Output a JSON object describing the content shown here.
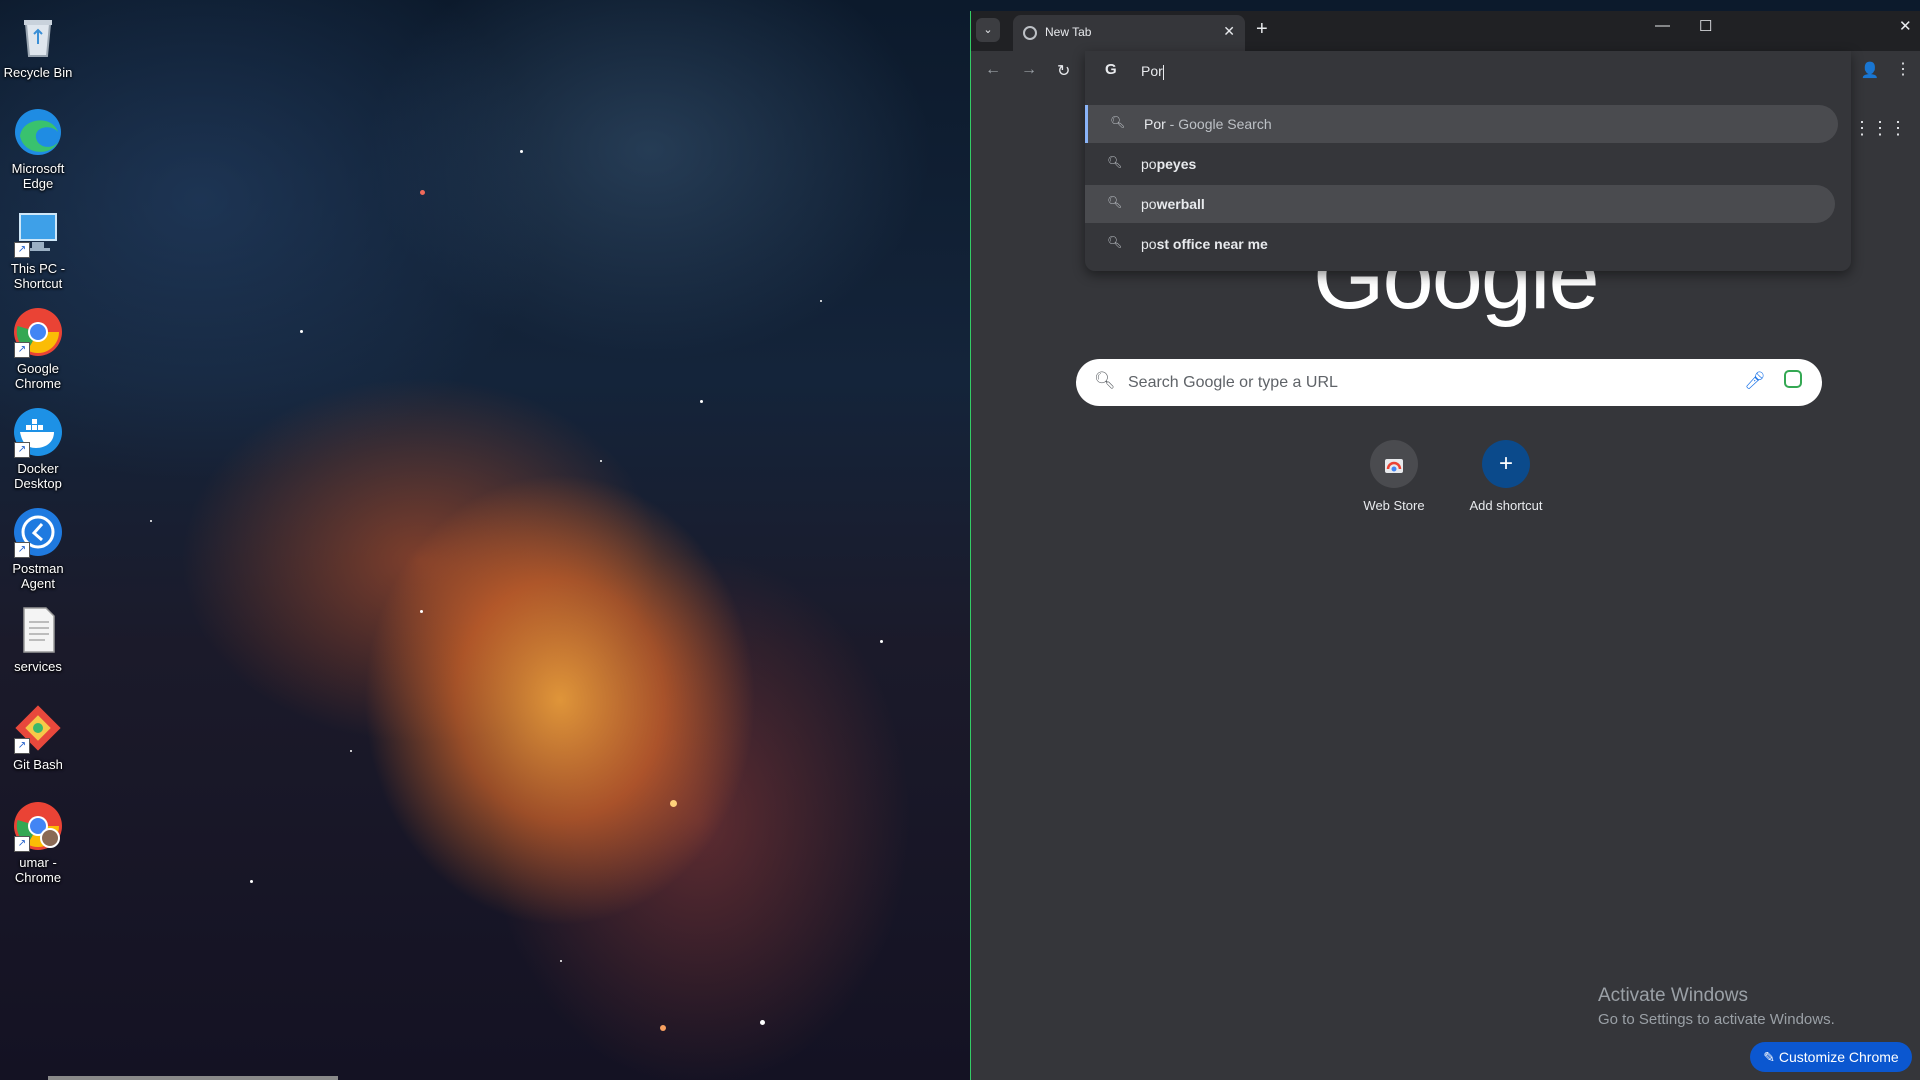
{
  "desktop": {
    "icons": [
      {
        "label": "Recycle Bin",
        "icon": "recycle-bin-icon"
      },
      {
        "label": "Microsoft Edge",
        "icon": "edge-icon"
      },
      {
        "label": "This PC - Shortcut",
        "icon": "this-pc-icon"
      },
      {
        "label": "Google Chrome",
        "icon": "chrome-icon"
      },
      {
        "label": "Docker Desktop",
        "icon": "docker-icon"
      },
      {
        "label": "Postman Agent",
        "icon": "postman-icon"
      },
      {
        "label": "services",
        "icon": "text-file-icon"
      },
      {
        "label": "Git Bash",
        "icon": "git-bash-icon"
      },
      {
        "label": "umar - Chrome",
        "icon": "chrome-profile-icon"
      }
    ]
  },
  "browser": {
    "tab": {
      "title": "New Tab"
    },
    "omnibox": {
      "typed": "Por",
      "suggestions": [
        {
          "match": "Por",
          "rest": " - Google Search"
        },
        {
          "match": "po",
          "rest": "peyes"
        },
        {
          "match": "po",
          "rest": "werball"
        },
        {
          "match": "po",
          "rest": "st office near me"
        }
      ]
    },
    "page": {
      "logo": "Google",
      "search_placeholder": "Search Google or type a URL",
      "shortcuts": [
        {
          "label": "Web Store"
        },
        {
          "label": "Add shortcut",
          "symbol": "+"
        }
      ],
      "customize_label": "Customize Chrome"
    }
  },
  "activation": {
    "title": "Activate Windows",
    "subtitle": "Go to Settings to activate Windows."
  },
  "colors": {
    "browser_bg": "#35363a",
    "tabstrip_bg": "#202124",
    "accent": "#0b57d0"
  }
}
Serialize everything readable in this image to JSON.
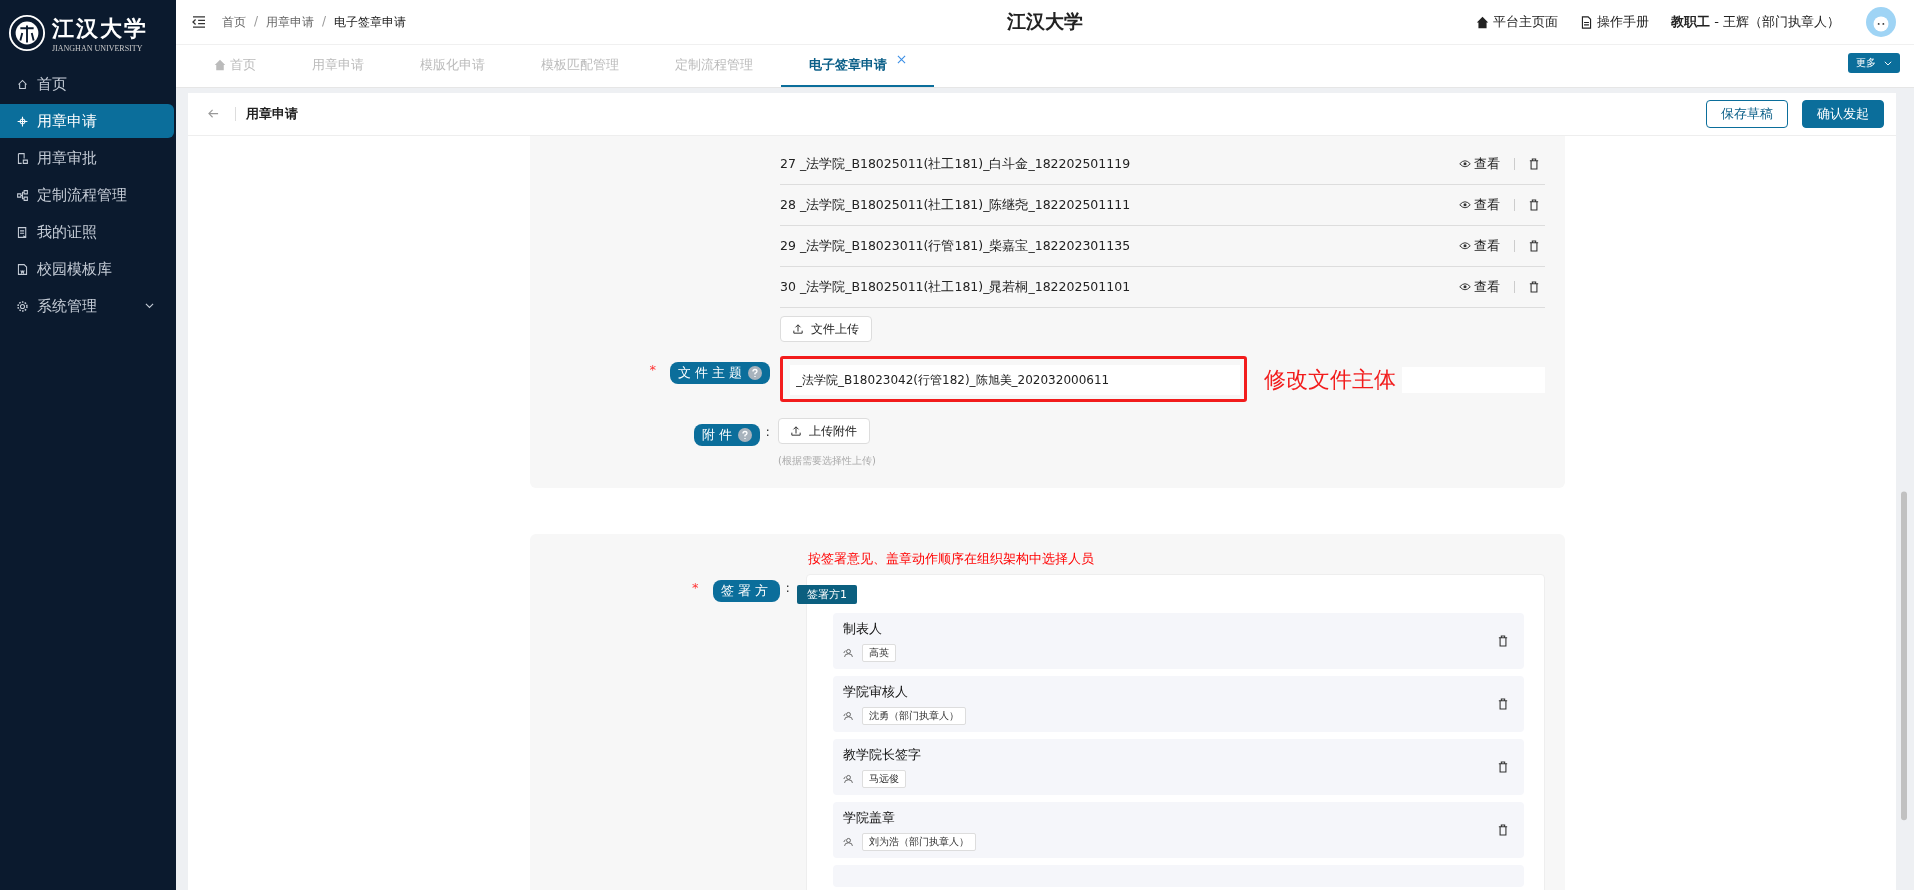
{
  "sidebar": {
    "logo": {
      "name": "江汉大学",
      "subtitle": "JIANGHAN UNIVERSITY"
    },
    "items": [
      {
        "label": "首页",
        "selected": false,
        "submenu": false
      },
      {
        "label": "用章申请",
        "selected": true,
        "submenu": false
      },
      {
        "label": "用章审批",
        "selected": false,
        "submenu": false
      },
      {
        "label": "定制流程管理",
        "selected": false,
        "submenu": false
      },
      {
        "label": "我的证照",
        "selected": false,
        "submenu": false
      },
      {
        "label": "校园模板库",
        "selected": false,
        "submenu": false
      },
      {
        "label": "系统管理",
        "selected": false,
        "submenu": true
      }
    ]
  },
  "header": {
    "separator": "/",
    "breadcrumb": [
      "首页",
      "用章申请",
      "电子签章申请"
    ],
    "title": "江汉大学",
    "links": [
      "平台主页面",
      "操作手册"
    ],
    "user": {
      "role": "教职工",
      "name": " - 王辉（部门执章人）"
    }
  },
  "tabs": [
    {
      "label": "首页",
      "selected": false
    },
    {
      "label": "用章申请",
      "selected": false
    },
    {
      "label": "模版化申请",
      "selected": false
    },
    {
      "label": "模板匹配管理",
      "selected": false
    },
    {
      "label": "定制流程管理",
      "selected": false
    },
    {
      "label": "电子签章申请",
      "selected": true
    }
  ],
  "more_button": "更多",
  "page": {
    "title": "用章申请",
    "buttons": [
      {
        "label": "保存草稿",
        "kind": "outline"
      },
      {
        "label": "确认发起",
        "kind": "primary"
      }
    ]
  },
  "files": {
    "rows": [
      {
        "name": "27 _法学院_B18025011(社工181)_白斗金_182202501119",
        "view": "查看"
      },
      {
        "name": "28 _法学院_B18025011(社工181)_陈继尧_182202501111",
        "view": "查看"
      },
      {
        "name": "29 _法学院_B18023011(行管181)_柴嘉宝_182202301135",
        "view": "查看"
      },
      {
        "name": "30 _法学院_B18025011(社工181)_晁若桐_182202501101",
        "view": "查看"
      }
    ],
    "upload": "文件上传"
  },
  "subject": {
    "label": "文件主题",
    "required_mark": "*",
    "value": "_法学院_B18023042(行管182)_陈旭美_202032000611",
    "annotation": "修改文件主体"
  },
  "attachment": {
    "label": "附件",
    "colon": ":",
    "button": "上传附件",
    "hint": "(根据需要选择性上传)"
  },
  "signers": {
    "hint": "按签署意见、盖章动作顺序在组织架构中选择人员",
    "label": "签署方",
    "required_mark": "*",
    "colon": ":",
    "party": "签署方1",
    "steps": [
      {
        "title": "制表人",
        "people": [
          "高英"
        ]
      },
      {
        "title": "学院审核人",
        "people": [
          "沈勇（部门执章人）"
        ]
      },
      {
        "title": "教学院长签字",
        "people": [
          "马远俊"
        ]
      },
      {
        "title": "学院盖章",
        "people": [
          "刘为浩（部门执章人）"
        ]
      }
    ]
  }
}
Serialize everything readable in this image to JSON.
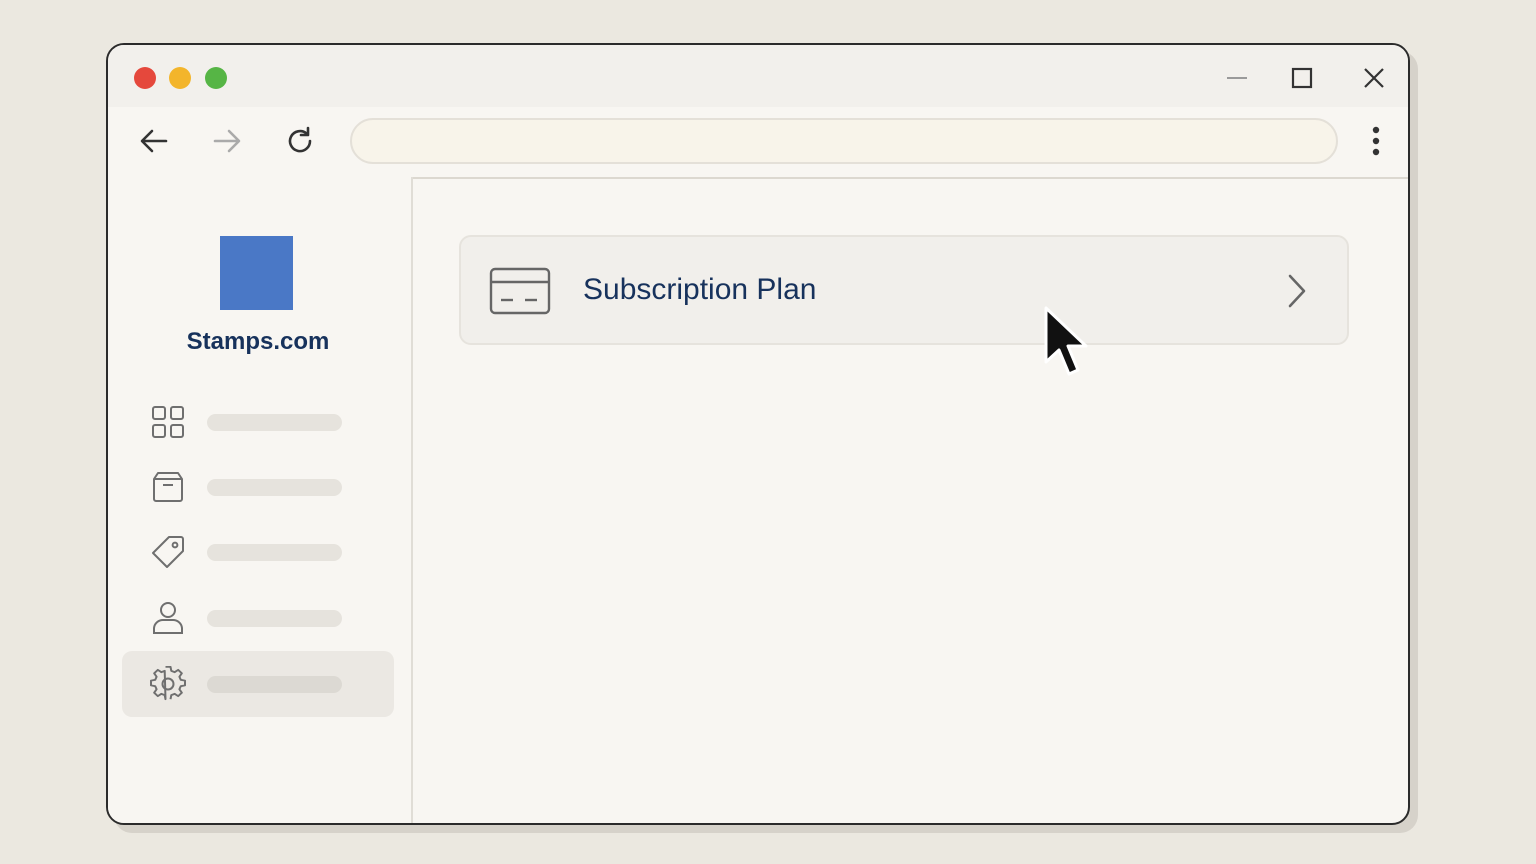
{
  "window": {
    "traffic_lights": [
      "close",
      "minimize",
      "zoom"
    ],
    "controls": [
      "minimize-icon",
      "maximize-icon",
      "close-icon"
    ]
  },
  "toolbar": {
    "address_value": "",
    "icons": [
      "back-arrow-icon",
      "forward-arrow-icon",
      "reload-icon",
      "more-vertical-icon"
    ]
  },
  "sidebar": {
    "brand": "Stamps.com",
    "brand_color": "#4a78c6",
    "items": [
      {
        "icon": "dashboard-grid-icon",
        "label": ""
      },
      {
        "icon": "package-box-icon",
        "label": ""
      },
      {
        "icon": "tag-icon",
        "label": ""
      },
      {
        "icon": "user-icon",
        "label": ""
      },
      {
        "icon": "gear-icon",
        "label": "",
        "active": true
      }
    ]
  },
  "main": {
    "card": {
      "icon": "credit-card-icon",
      "label": "Subscription Plan",
      "trailing_icon": "chevron-right-icon"
    }
  },
  "colors": {
    "text_primary": "#17325c",
    "close": "#e5483c",
    "minimize": "#f3b52b",
    "zoom": "#56b545"
  }
}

..........

BRIEF: Go through the entries above and output them exactly, without pictures.

ANSWER BELOW:
Output a JSON object describing the content shown here.
{
  "desktop": {
    "icons": [
      {
        "label": "Recycle Bin",
        "icon": "recycle-bin-icon"
      },
      {
        "label": "Microsoft Edge",
        "icon": "edge-icon"
      },
      {
        "label": "This PC - Shortcut",
        "icon": "this-pc-icon"
      },
      {
        "label": "Google Chrome",
        "icon": "chrome-icon"
      },
      {
        "label": "Docker Desktop",
        "icon": "docker-icon"
      },
      {
        "label": "Postman Agent",
        "icon": "postman-icon"
      },
      {
        "label": "services",
        "icon": "text-file-icon"
      },
      {
        "label": "Git Bash",
        "icon": "git-bash-icon"
      },
      {
        "label": "umar - Chrome",
        "icon": "chrome-profile-icon"
      }
    ]
  },
  "browser": {
    "tab": {
      "title": "New Tab"
    },
    "omnibox": {
      "typed": "Por",
      "suggestions": [
        {
          "match": "Por",
          "rest": " - Google Search"
        },
        {
          "match": "po",
          "rest": "peyes"
        },
        {
          "match": "po",
          "rest": "werball"
        },
        {
          "match": "po",
          "rest": "st office near me"
        }
      ]
    },
    "page": {
      "logo": "Google",
      "search_placeholder": "Search Google or type a URL",
      "shortcuts": [
        {
          "label": "Web Store"
        },
        {
          "label": "Add shortcut",
          "symbol": "+"
        }
      ],
      "customize_label": "Customize Chrome"
    }
  },
  "activation": {
    "title": "Activate Windows",
    "subtitle": "Go to Settings to activate Windows."
  },
  "colors": {
    "browser_bg": "#35363a",
    "tabstrip_bg": "#202124",
    "accent": "#0b57d0"
  }
}
Serialize everything readable in this image to JSON.
{
  "sidebar": {
    "logo": {
      "name": "江汉大学",
      "subtitle": "JIANGHAN UNIVERSITY"
    },
    "items": [
      {
        "label": "首页",
        "selected": false,
        "submenu": false
      },
      {
        "label": "用章申请",
        "selected": true,
        "submenu": false
      },
      {
        "label": "用章审批",
        "selected": false,
        "submenu": false
      },
      {
        "label": "定制流程管理",
        "selected": false,
        "submenu": false
      },
      {
        "label": "我的证照",
        "selected": false,
        "submenu": false
      },
      {
        "label": "校园模板库",
        "selected": false,
        "submenu": false
      },
      {
        "label": "系统管理",
        "selected": false,
        "submenu": true
      }
    ]
  },
  "header": {
    "separator": "/",
    "breadcrumb": [
      "首页",
      "用章申请",
      "电子签章申请"
    ],
    "title": "江汉大学",
    "links": [
      "平台主页面",
      "操作手册"
    ],
    "user": {
      "role": "教职工",
      "name": " - 王辉（部门执章人）"
    }
  },
  "tabs": [
    {
      "label": "首页",
      "selected": false
    },
    {
      "label": "用章申请",
      "selected": false
    },
    {
      "label": "模版化申请",
      "selected": false
    },
    {
      "label": "模板匹配管理",
      "selected": false
    },
    {
      "label": "定制流程管理",
      "selected": false
    },
    {
      "label": "电子签章申请",
      "selected": true
    }
  ],
  "more_button": "更多",
  "page": {
    "title": "用章申请",
    "buttons": [
      {
        "label": "保存草稿",
        "kind": "outline"
      },
      {
        "label": "确认发起",
        "kind": "primary"
      }
    ]
  },
  "files": {
    "rows": [
      {
        "name": "27 _法学院_B18025011(社工181)_白斗金_182202501119",
        "view": "查看"
      },
      {
        "name": "28 _法学院_B18025011(社工181)_陈继尧_182202501111",
        "view": "查看"
      },
      {
        "name": "29 _法学院_B18023011(行管181)_柴嘉宝_182202301135",
        "view": "查看"
      },
      {
        "name": "30 _法学院_B18025011(社工181)_晁若桐_182202501101",
        "view": "查看"
      }
    ],
    "upload": "文件上传"
  },
  "subject": {
    "label": "文件主题",
    "required_mark": "*",
    "value": "_法学院_B18023042(行管182)_陈旭美_202032000611",
    "annotation": "修改文件主体"
  },
  "attachment": {
    "label": "附件",
    "colon": ":",
    "button": "上传附件",
    "hint": "(根据需要选择性上传)"
  },
  "signers": {
    "hint": "按签署意见、盖章动作顺序在组织架构中选择人员",
    "label": "签署方",
    "required_mark": "*",
    "colon": ":",
    "party": "签署方1",
    "steps": [
      {
        "title": "制表人",
        "people": [
          "高英"
        ]
      },
      {
        "title": "学院审核人",
        "people": [
          "沈勇（部门执章人）"
        ]
      },
      {
        "title": "教学院长签字",
        "people": [
          "马远俊"
        ]
      },
      {
        "title": "学院盖章",
        "people": [
          "刘为浩（部门执章人）"
        ]
      }
    ]
  }
}
Serialize everything readable in this image to JSON.
{
  "window": {
    "traffic_lights": [
      "close",
      "minimize",
      "zoom"
    ],
    "controls": [
      "minimize-icon",
      "maximize-icon",
      "close-icon"
    ]
  },
  "toolbar": {
    "address_value": "",
    "icons": [
      "back-arrow-icon",
      "forward-arrow-icon",
      "reload-icon",
      "more-vertical-icon"
    ]
  },
  "sidebar": {
    "brand": "Stamps.com",
    "brand_color": "#4a78c6",
    "items": [
      {
        "icon": "dashboard-grid-icon",
        "label": ""
      },
      {
        "icon": "package-box-icon",
        "label": ""
      },
      {
        "icon": "tag-icon",
        "label": ""
      },
      {
        "icon": "user-icon",
        "label": ""
      },
      {
        "icon": "gear-icon",
        "label": "",
        "active": true
      }
    ]
  },
  "main": {
    "card": {
      "icon": "credit-card-icon",
      "label": "Subscription Plan",
      "trailing_icon": "chevron-right-icon"
    }
  },
  "colors": {
    "text_primary": "#17325c",
    "close": "#e5483c",
    "minimize": "#f3b52b",
    "zoom": "#56b545"
  }
}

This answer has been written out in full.